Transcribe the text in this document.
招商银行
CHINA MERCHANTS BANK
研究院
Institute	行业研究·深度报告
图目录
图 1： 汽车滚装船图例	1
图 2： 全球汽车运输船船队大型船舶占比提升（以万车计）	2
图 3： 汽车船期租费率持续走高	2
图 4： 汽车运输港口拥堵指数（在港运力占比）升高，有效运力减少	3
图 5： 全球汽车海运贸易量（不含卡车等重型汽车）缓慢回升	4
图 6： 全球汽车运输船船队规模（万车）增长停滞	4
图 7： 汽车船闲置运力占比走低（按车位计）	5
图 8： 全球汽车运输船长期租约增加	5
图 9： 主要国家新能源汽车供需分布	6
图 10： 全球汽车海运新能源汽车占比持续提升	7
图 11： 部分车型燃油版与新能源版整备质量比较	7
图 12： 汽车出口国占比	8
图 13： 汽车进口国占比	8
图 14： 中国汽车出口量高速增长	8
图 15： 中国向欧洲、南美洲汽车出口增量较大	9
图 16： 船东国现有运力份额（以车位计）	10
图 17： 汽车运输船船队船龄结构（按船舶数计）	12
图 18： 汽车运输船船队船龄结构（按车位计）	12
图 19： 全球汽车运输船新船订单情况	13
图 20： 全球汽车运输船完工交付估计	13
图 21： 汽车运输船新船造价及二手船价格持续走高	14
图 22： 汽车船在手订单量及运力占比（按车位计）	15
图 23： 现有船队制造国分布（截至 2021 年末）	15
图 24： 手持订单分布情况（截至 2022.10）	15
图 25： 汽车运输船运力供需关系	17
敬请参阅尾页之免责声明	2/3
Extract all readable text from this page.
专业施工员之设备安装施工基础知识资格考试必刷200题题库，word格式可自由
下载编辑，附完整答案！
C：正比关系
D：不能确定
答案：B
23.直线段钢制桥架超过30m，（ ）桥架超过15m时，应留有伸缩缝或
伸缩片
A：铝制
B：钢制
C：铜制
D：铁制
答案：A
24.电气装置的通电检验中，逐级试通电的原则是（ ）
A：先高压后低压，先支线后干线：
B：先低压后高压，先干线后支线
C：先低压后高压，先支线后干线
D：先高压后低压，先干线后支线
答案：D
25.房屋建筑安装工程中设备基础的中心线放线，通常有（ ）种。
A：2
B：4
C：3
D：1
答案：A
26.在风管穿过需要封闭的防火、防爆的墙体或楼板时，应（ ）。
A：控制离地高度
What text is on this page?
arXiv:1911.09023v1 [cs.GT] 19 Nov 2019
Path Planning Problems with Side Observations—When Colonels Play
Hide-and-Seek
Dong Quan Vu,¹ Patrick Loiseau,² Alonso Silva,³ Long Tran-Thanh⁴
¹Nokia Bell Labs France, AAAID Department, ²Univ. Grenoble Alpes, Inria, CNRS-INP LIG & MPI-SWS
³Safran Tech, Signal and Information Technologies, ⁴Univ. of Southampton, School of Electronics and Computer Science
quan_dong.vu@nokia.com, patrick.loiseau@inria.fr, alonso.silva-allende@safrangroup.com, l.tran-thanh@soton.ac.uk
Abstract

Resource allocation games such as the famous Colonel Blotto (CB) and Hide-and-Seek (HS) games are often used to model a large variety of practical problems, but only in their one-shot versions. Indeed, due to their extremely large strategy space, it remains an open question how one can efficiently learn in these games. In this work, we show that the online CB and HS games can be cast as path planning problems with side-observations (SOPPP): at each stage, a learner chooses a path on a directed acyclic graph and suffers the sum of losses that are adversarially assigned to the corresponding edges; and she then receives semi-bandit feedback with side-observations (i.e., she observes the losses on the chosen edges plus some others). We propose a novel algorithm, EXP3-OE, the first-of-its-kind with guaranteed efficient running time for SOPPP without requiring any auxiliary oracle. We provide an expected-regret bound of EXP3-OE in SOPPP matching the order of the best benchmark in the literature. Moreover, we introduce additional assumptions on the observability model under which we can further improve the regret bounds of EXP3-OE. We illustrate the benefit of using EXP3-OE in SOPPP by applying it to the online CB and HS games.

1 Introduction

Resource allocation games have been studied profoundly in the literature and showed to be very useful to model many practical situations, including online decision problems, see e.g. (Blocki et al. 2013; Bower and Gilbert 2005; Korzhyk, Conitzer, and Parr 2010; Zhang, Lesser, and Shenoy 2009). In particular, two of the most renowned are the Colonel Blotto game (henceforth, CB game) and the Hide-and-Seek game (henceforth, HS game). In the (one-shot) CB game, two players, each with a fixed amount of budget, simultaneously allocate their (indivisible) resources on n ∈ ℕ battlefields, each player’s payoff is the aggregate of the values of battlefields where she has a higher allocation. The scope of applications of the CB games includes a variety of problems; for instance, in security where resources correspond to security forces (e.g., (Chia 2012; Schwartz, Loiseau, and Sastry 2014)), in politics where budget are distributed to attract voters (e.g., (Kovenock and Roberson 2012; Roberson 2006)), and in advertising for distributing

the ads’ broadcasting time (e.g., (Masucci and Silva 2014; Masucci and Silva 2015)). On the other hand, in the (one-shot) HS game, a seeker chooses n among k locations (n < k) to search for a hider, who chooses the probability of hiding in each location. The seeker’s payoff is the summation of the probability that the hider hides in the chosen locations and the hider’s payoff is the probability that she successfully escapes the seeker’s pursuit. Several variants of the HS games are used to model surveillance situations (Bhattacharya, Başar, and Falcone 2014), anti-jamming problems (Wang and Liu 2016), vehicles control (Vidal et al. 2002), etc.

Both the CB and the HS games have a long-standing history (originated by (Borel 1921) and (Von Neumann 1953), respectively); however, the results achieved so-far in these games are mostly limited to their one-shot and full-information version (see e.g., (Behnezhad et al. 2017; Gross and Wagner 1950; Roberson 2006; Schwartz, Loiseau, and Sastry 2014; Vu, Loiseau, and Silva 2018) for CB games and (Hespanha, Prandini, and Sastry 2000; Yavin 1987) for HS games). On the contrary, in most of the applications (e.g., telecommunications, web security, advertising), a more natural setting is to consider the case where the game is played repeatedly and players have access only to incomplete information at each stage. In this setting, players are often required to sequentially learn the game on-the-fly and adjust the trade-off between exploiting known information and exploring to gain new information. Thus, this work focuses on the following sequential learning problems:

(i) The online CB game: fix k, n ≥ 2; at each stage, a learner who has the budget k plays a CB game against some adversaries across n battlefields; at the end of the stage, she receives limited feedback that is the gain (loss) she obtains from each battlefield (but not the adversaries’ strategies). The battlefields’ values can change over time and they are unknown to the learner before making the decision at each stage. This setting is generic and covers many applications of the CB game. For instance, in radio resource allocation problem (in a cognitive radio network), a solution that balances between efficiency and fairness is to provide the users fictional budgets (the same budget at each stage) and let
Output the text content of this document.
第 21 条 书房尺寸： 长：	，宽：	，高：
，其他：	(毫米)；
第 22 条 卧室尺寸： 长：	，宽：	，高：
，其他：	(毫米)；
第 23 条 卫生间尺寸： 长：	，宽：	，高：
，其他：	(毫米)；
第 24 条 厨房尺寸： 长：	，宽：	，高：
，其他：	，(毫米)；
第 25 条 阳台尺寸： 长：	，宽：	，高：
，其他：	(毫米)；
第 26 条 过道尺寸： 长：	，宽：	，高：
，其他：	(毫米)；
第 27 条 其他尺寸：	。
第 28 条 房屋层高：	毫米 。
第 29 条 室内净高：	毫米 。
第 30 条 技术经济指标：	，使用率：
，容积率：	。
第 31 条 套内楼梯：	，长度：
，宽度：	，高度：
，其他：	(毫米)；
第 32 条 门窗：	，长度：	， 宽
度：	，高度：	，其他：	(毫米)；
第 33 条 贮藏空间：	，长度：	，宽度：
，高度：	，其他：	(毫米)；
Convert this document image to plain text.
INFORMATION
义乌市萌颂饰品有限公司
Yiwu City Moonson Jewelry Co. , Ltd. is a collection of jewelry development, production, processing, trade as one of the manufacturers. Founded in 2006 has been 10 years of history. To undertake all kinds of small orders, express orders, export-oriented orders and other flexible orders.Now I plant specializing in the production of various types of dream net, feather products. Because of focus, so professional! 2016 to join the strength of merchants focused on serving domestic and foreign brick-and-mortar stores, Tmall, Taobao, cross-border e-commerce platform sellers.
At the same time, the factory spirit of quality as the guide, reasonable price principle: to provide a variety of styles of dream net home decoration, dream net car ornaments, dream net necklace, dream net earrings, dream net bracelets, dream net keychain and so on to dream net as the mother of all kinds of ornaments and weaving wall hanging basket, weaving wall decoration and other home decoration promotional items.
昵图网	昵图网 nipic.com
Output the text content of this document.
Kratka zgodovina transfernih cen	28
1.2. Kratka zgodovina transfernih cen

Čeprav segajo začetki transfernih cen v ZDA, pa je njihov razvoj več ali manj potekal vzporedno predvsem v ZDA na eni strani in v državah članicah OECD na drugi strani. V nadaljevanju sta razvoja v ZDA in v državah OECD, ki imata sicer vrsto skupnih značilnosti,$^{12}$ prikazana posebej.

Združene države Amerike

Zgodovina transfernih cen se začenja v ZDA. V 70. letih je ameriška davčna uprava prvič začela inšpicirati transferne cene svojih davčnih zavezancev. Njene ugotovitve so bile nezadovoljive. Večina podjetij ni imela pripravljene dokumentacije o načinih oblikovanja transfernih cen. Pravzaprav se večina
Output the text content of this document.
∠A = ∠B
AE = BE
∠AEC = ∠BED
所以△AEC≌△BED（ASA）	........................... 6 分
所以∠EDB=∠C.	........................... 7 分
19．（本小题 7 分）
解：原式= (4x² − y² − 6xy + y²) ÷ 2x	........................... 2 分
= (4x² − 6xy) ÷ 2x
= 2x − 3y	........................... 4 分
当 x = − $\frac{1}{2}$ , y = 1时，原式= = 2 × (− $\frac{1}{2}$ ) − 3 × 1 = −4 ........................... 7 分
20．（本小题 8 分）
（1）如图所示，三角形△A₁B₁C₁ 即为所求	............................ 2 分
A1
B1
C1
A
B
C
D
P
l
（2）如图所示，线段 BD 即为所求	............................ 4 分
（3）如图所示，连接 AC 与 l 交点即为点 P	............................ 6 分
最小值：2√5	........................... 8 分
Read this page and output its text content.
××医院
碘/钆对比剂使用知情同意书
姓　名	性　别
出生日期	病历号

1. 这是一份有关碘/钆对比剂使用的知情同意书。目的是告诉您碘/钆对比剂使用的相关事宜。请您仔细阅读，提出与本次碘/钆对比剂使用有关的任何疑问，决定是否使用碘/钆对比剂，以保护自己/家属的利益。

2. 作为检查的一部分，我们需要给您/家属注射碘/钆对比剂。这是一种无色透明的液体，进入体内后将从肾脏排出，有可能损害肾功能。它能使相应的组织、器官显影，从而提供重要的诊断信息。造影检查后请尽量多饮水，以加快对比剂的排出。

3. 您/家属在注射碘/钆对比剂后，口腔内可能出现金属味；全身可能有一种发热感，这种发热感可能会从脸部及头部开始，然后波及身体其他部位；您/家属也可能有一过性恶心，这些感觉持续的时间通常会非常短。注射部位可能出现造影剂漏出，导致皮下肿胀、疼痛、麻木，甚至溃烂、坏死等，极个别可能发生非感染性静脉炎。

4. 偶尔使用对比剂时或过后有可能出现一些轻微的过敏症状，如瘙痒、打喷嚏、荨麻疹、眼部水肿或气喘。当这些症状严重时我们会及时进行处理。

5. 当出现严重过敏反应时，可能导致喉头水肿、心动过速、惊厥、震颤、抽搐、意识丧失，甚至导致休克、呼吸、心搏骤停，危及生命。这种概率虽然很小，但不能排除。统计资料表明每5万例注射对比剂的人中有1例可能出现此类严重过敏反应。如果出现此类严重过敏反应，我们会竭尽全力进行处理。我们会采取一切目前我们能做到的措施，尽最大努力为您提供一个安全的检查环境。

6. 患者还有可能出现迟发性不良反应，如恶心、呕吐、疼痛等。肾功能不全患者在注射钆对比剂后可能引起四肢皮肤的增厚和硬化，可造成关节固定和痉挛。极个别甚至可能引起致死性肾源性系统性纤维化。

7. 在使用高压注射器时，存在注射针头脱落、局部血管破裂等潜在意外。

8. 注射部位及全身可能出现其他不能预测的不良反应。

PROMPT — Collect, from the material above, every line containing the word "如图所示".

THE SOLUTION —
（1）如图所示，三角形△A₁B₁C₁ 即为所求	............................ 2 分
（2）如图所示，线段 BD 即为所求	............................ 4 分
（3）如图所示，连接 AC 与 l 交点即为点 P	............................ 6 分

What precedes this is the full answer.